--- START OF Data supplied ---

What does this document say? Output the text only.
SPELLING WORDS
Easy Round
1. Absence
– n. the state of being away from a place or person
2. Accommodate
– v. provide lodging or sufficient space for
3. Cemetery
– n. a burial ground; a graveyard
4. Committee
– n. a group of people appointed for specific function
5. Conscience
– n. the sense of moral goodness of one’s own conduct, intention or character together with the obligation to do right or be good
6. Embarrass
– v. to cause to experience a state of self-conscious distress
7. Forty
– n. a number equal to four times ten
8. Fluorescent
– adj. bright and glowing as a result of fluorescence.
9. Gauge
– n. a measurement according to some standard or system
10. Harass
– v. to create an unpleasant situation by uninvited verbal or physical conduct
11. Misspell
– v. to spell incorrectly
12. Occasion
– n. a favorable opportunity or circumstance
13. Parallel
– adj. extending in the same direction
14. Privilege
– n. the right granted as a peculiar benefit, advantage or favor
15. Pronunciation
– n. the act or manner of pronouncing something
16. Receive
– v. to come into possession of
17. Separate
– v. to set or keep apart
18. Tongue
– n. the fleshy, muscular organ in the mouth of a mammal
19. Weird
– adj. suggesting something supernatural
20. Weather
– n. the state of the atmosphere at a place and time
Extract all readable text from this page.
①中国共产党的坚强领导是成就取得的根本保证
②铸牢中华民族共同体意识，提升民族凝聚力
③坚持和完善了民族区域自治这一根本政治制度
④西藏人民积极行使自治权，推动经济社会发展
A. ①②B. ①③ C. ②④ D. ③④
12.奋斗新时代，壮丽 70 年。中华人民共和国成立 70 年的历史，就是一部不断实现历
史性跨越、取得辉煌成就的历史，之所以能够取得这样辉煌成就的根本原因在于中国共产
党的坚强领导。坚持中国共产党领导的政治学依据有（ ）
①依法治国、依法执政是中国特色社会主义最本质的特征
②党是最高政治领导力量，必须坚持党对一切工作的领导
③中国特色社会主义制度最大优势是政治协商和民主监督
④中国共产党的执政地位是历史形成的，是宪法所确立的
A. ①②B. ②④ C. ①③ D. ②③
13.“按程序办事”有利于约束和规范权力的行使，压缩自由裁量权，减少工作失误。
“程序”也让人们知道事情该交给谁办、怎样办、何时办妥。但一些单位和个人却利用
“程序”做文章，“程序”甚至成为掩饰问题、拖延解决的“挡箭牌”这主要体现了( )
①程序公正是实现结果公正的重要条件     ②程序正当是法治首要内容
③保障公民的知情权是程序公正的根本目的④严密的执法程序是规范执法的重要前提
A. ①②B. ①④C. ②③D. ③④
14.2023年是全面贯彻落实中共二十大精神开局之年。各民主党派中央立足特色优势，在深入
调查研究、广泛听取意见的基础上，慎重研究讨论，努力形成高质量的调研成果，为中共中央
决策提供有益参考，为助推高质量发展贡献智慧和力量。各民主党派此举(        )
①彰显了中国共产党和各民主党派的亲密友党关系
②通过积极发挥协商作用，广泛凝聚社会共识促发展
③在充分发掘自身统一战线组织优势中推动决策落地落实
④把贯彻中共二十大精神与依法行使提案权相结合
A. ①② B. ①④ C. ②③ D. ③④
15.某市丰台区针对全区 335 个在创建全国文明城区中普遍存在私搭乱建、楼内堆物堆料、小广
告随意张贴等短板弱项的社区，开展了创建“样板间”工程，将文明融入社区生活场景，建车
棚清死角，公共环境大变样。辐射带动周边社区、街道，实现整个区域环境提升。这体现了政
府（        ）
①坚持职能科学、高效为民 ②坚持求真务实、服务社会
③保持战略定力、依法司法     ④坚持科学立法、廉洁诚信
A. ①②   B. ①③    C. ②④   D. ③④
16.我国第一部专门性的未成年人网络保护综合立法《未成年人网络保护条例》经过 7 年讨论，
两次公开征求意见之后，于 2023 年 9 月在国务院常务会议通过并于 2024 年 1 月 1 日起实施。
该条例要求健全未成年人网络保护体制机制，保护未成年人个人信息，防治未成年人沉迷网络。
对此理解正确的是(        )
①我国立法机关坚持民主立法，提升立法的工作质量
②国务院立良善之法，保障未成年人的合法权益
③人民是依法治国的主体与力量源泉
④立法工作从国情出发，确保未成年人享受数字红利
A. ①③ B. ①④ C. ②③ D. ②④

--- END OF Data supplied ---

● Given exercise
Beginning with the line that contains "Extract all readable text from this page.", quote each line exactly through the last line of the entries above, and nothing beyond them.

● Full output
Extract all readable text from this page.
①中国共产党的坚强领导是成就取得的根本保证
②铸牢中华民族共同体意识，提升民族凝聚力
③坚持和完善了民族区域自治这一根本政治制度
④西藏人民积极行使自治权，推动经济社会发展
A. ①②B. ①③ C. ②④ D. ③④
12.奋斗新时代，壮丽 70 年。中华人民共和国成立 70 年的历史，就是一部不断实现历
史性跨越、取得辉煌成就的历史，之所以能够取得这样辉煌成就的根本原因在于中国共产
党的坚强领导。坚持中国共产党领导的政治学依据有（ ）
①依法治国、依法执政是中国特色社会主义最本质的特征
②党是最高政治领导力量，必须坚持党对一切工作的领导
③中国特色社会主义制度最大优势是政治协商和民主监督
④中国共产党的执政地位是历史形成的，是宪法所确立的
A. ①②B. ②④ C. ①③ D. ②③
13.“按程序办事”有利于约束和规范权力的行使，压缩自由裁量权，减少工作失误。
“程序”也让人们知道事情该交给谁办、怎样办、何时办妥。但一些单位和个人却利用
“程序”做文章，“程序”甚至成为掩饰问题、拖延解决的“挡箭牌”这主要体现了( )
①程序公正是实现结果公正的重要条件     ②程序正当是法治首要内容
③保障公民的知情权是程序公正的根本目的④严密的执法程序是规范执法的重要前提
A. ①②B. ①④C. ②③D. ③④
14.2023年是全面贯彻落实中共二十大精神开局之年。各民主党派中央立足特色优势，在深入
调查研究、广泛听取意见的基础上，慎重研究讨论，努力形成高质量的调研成果，为中共中央
决策提供有益参考，为助推高质量发展贡献智慧和力量。各民主党派此举(        )
①彰显了中国共产党和各民主党派的亲密友党关系
②通过积极发挥协商作用，广泛凝聚社会共识促发展
③在充分发掘自身统一战线组织优势中推动决策落地落实
④把贯彻中共二十大精神与依法行使提案权相结合
A. ①② B. ①④ C. ②③ D. ③④
15.某市丰台区针对全区 335 个在创建全国文明城区中普遍存在私搭乱建、楼内堆物堆料、小广
告随意张贴等短板弱项的社区，开展了创建“样板间”工程，将文明融入社区生活场景，建车
棚清死角，公共环境大变样。辐射带动周边社区、街道，实现整个区域环境提升。这体现了政
府（        ）
①坚持职能科学、高效为民 ②坚持求真务实、服务社会
③保持战略定力、依法司法     ④坚持科学立法、廉洁诚信
A. ①②   B. ①③    C. ②④   D. ③④
16.我国第一部专门性的未成年人网络保护综合立法《未成年人网络保护条例》经过 7 年讨论，
两次公开征求意见之后，于 2023 年 9 月在国务院常务会议通过并于 2024 年 1 月 1 日起实施。
该条例要求健全未成年人网络保护体制机制，保护未成年人个人信息，防治未成年人沉迷网络。
对此理解正确的是(        )
①我国立法机关坚持民主立法，提升立法的工作质量
②国务院立良善之法，保障未成年人的合法权益
③人民是依法治国的主体与力量源泉
④立法工作从国情出发，确保未成年人享受数字红利
A. ①③ B. ①④ C. ②③ D. ②④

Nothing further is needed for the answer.